*Task goal*
Check each line of the material. Copy those containing "JSON".
--- start of Material supplied ---
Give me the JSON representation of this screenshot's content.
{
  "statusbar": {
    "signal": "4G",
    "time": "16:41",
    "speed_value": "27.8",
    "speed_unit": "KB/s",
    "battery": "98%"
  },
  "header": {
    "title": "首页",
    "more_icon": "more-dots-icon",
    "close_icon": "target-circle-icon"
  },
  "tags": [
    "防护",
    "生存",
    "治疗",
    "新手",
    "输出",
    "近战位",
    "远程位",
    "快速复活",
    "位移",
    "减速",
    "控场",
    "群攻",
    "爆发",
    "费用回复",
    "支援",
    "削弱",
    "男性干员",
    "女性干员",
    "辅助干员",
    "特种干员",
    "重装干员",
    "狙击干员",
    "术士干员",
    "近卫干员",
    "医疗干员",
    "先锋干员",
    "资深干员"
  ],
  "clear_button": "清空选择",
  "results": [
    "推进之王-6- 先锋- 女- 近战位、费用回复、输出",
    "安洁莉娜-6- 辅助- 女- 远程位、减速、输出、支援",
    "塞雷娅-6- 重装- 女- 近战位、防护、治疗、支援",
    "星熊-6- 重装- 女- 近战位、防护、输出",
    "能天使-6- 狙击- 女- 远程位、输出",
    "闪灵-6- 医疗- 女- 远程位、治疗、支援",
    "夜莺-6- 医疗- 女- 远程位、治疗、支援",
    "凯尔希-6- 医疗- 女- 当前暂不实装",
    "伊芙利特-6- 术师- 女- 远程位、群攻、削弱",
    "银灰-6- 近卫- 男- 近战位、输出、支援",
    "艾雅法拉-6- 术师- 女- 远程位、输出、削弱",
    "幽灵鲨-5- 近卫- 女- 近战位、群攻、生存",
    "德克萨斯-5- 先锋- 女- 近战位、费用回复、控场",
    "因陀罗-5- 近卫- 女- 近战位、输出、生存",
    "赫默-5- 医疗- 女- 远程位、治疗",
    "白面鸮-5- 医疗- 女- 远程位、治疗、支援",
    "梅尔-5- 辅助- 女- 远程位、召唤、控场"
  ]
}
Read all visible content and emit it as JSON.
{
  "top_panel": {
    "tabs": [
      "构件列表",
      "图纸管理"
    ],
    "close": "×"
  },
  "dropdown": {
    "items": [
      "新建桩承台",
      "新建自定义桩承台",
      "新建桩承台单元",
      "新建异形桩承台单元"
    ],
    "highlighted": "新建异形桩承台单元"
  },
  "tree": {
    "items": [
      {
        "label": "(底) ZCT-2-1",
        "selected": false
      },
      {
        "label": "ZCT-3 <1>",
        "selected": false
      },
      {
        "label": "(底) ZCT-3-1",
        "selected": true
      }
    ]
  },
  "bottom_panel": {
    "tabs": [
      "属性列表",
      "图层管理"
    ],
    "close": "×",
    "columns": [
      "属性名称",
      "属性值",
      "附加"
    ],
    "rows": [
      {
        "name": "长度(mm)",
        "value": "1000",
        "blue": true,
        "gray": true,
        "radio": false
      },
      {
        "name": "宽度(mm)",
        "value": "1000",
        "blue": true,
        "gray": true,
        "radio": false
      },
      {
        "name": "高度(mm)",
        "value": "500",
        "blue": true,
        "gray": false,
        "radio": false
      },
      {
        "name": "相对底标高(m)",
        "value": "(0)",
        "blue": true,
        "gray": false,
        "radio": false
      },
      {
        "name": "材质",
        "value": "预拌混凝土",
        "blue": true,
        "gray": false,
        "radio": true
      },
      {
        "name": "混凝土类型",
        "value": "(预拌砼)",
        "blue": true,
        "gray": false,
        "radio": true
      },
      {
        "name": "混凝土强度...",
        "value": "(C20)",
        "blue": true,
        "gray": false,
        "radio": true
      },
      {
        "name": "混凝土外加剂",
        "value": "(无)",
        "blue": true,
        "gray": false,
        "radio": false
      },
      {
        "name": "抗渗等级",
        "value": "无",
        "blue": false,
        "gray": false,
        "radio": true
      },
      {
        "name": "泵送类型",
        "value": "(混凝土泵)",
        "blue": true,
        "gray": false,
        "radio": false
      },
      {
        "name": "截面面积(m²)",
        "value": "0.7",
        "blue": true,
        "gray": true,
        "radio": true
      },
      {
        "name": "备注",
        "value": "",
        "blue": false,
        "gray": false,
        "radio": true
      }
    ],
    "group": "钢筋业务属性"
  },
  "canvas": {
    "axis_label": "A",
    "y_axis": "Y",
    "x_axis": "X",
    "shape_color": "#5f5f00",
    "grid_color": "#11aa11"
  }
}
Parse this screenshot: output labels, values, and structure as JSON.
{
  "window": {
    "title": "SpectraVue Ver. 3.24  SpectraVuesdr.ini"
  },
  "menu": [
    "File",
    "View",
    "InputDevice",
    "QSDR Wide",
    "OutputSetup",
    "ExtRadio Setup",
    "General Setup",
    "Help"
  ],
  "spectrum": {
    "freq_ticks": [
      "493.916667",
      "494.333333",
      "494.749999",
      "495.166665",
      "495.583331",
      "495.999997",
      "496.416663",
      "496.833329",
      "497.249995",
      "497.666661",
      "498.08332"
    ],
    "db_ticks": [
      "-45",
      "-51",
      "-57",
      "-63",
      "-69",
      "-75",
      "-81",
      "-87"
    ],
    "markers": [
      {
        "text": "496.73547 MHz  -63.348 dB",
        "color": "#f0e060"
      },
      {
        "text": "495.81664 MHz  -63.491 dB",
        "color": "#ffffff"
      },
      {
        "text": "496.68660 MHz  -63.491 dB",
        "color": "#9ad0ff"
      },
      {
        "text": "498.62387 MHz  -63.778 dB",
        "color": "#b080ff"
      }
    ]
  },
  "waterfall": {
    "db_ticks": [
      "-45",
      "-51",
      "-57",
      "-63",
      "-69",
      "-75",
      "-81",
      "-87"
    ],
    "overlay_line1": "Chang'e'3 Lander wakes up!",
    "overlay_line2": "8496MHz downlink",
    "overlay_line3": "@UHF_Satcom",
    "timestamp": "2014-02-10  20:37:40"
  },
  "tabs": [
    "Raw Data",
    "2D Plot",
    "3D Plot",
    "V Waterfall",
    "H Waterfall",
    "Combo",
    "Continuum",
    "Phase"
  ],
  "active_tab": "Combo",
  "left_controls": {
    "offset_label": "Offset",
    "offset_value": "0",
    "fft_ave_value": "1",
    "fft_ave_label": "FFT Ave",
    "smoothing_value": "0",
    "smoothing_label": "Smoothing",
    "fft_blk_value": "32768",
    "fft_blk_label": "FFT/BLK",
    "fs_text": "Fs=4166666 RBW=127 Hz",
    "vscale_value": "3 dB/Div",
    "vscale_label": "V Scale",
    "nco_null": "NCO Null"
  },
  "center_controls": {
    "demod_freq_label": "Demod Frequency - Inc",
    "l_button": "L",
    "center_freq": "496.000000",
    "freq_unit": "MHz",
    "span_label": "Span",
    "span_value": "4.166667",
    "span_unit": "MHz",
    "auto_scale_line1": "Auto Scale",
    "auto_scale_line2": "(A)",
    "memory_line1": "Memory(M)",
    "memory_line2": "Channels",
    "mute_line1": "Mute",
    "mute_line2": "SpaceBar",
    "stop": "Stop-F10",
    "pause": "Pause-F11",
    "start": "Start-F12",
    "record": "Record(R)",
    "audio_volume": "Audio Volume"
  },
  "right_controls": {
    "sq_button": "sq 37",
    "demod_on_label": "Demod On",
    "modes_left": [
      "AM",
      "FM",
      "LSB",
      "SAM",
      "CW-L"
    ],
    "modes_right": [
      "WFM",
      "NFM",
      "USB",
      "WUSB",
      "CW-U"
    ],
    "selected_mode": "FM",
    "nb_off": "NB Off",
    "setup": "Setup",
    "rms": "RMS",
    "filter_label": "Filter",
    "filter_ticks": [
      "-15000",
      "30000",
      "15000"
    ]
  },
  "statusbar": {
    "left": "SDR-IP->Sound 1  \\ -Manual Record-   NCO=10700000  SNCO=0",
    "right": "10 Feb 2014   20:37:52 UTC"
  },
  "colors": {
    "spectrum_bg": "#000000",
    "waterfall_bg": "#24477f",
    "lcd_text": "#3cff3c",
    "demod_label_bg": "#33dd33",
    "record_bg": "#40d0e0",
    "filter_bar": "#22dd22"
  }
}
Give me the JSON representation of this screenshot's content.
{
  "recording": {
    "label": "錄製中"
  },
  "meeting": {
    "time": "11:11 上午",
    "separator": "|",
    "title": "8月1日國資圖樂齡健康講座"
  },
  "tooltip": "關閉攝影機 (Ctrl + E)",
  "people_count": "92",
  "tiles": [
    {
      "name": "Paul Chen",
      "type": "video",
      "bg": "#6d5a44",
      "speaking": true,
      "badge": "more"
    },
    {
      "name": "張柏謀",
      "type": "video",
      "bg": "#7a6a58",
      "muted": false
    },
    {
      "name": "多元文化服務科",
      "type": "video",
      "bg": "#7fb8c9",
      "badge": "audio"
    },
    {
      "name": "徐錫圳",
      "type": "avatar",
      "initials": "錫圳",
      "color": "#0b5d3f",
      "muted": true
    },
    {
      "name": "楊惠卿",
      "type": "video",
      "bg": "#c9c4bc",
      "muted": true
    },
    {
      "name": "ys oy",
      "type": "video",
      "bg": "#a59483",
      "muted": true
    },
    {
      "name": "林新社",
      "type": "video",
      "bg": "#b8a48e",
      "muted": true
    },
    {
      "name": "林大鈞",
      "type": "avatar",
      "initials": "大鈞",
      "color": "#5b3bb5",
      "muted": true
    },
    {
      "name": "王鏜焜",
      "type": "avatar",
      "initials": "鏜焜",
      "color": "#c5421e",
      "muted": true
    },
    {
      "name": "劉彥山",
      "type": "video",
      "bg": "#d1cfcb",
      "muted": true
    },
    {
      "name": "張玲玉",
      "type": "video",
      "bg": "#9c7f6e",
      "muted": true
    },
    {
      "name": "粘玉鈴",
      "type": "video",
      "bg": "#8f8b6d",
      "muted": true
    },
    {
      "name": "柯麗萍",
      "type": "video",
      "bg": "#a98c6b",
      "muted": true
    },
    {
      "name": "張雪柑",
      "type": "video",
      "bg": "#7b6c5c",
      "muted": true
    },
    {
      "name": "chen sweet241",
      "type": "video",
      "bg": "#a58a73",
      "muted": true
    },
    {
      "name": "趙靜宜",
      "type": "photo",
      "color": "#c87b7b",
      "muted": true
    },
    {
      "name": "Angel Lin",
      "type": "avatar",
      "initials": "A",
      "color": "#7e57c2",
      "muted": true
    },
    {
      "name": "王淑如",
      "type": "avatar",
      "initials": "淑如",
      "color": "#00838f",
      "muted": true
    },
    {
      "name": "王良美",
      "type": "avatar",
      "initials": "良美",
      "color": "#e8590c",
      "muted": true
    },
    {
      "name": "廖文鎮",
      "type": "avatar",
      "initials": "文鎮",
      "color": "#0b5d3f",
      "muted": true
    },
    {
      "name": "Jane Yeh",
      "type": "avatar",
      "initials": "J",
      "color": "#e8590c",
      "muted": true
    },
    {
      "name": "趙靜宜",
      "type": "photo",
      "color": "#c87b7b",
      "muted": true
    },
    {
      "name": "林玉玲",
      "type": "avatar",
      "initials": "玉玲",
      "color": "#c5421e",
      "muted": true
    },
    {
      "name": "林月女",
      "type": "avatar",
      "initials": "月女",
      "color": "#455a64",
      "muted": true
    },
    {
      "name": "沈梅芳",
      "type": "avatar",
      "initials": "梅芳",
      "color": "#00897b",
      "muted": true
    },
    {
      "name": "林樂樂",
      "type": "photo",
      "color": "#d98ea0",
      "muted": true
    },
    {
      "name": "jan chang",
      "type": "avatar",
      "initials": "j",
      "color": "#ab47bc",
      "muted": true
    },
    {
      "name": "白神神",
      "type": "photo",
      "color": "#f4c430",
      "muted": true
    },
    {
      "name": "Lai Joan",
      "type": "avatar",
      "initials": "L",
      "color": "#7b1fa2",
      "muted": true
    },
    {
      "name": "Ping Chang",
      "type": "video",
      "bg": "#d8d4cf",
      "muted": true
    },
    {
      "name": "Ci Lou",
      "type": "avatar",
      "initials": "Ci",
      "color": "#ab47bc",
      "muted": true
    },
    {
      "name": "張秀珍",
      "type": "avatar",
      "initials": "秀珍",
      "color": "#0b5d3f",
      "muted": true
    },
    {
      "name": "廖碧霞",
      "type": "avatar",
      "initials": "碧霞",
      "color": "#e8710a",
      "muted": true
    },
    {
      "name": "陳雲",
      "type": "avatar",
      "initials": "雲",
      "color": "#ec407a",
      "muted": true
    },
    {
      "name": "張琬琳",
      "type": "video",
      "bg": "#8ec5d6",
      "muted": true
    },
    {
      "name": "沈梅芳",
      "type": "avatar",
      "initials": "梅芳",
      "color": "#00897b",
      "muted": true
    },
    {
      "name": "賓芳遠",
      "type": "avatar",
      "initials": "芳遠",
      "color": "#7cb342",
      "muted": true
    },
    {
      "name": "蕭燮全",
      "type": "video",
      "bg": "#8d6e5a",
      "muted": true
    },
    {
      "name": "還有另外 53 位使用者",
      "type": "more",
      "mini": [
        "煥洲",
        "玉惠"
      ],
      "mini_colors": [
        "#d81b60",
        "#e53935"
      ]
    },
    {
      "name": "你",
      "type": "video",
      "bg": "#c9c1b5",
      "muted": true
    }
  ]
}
--- end of Material supplied ---
*In response*
Give me the JSON representation of this screenshot's content.
Read all visible content and emit it as JSON.
Parse this screenshot: output labels, values, and structure as JSON.
Give me the JSON representation of this screenshot's content.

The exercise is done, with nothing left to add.